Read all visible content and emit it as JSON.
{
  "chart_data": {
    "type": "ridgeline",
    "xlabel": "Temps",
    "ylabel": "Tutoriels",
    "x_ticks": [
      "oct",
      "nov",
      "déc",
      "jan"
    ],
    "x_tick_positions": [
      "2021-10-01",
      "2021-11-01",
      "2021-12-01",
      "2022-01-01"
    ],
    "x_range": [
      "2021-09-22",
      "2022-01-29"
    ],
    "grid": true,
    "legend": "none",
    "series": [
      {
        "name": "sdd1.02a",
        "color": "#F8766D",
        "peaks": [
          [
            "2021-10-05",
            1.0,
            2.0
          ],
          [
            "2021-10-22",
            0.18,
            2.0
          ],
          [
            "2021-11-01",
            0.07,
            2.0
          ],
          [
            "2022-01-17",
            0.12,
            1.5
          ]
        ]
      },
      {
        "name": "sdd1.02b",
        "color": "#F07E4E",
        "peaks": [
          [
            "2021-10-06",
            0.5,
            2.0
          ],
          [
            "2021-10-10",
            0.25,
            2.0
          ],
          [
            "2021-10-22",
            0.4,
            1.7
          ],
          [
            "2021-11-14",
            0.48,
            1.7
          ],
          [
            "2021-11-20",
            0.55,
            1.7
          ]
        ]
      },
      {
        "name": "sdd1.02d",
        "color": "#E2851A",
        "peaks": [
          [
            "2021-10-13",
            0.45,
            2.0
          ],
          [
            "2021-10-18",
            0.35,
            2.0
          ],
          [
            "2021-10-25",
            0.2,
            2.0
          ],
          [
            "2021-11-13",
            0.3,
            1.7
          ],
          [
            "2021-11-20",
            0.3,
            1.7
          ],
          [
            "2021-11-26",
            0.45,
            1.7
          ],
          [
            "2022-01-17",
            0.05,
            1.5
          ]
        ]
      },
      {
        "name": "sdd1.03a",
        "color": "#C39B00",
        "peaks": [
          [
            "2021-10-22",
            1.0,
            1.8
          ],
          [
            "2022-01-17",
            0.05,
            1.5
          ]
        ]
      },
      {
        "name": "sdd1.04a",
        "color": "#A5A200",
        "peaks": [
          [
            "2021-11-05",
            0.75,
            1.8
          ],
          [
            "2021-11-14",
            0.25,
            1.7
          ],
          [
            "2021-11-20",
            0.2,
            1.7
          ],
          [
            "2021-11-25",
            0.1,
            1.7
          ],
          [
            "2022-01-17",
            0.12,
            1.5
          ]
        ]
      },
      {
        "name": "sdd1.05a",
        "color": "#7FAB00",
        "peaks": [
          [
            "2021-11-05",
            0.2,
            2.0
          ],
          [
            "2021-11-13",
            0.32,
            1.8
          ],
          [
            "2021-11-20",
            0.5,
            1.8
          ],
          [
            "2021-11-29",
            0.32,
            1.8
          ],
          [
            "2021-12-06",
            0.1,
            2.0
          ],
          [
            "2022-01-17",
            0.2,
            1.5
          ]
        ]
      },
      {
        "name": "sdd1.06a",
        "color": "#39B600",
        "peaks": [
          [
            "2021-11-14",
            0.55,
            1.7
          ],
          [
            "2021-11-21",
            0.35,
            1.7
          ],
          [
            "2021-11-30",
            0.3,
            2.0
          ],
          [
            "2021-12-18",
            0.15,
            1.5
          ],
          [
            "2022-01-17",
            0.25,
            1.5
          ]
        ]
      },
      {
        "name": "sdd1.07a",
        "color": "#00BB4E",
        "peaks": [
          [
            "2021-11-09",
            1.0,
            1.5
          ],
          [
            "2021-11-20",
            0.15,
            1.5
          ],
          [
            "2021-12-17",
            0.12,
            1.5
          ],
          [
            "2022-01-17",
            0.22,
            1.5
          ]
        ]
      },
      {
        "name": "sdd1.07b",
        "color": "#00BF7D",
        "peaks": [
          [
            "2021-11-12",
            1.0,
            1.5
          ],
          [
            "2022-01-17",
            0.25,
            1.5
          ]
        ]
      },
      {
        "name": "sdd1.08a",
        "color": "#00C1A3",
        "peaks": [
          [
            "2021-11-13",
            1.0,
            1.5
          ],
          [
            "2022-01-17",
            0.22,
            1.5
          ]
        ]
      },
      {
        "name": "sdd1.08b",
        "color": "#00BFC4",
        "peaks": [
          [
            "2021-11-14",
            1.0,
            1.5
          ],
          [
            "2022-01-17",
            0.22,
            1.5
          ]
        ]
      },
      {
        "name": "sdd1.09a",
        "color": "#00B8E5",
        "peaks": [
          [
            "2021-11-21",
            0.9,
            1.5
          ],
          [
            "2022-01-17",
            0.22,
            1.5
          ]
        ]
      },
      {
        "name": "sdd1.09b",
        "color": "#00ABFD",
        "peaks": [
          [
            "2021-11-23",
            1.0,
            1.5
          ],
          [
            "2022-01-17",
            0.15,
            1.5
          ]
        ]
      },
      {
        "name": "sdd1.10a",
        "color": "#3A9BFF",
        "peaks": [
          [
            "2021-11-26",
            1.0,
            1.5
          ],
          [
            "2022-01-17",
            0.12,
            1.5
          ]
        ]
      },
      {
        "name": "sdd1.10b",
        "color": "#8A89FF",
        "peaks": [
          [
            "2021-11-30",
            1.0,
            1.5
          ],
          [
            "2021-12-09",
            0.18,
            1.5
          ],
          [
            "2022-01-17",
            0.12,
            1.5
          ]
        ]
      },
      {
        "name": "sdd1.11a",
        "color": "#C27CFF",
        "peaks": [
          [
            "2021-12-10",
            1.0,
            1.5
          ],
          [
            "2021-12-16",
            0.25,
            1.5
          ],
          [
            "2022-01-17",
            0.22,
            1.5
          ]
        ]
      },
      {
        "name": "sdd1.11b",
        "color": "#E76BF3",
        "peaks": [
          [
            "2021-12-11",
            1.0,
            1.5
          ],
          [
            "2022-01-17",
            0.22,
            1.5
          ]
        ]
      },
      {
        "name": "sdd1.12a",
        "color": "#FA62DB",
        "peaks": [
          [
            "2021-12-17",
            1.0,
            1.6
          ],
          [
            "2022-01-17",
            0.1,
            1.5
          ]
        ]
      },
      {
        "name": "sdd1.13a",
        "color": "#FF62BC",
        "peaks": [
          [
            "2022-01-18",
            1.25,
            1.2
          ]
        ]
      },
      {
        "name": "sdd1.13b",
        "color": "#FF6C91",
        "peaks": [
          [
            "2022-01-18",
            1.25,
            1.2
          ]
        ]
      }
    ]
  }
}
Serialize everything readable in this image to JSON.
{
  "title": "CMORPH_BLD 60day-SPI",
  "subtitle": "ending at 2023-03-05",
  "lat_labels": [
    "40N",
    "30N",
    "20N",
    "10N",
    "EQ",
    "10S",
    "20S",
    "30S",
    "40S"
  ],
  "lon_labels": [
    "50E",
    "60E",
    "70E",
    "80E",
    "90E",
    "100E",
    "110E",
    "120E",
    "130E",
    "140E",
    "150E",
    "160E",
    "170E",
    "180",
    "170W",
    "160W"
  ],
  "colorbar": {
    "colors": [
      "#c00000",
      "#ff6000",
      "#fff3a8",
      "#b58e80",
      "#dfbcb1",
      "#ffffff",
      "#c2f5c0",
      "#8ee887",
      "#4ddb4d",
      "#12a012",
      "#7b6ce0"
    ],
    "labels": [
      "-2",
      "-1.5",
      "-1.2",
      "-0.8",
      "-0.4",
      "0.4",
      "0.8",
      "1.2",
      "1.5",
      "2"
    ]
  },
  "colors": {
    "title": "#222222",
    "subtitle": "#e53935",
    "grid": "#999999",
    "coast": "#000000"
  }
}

━━━━━━━━━━━━━━━━━━━━

* Written exercise
Gather every line containing the word "JSON" and copy it.

* Final answer
Read all visible content and emit it as JSON.
Serialize everything readable in this image to JSON.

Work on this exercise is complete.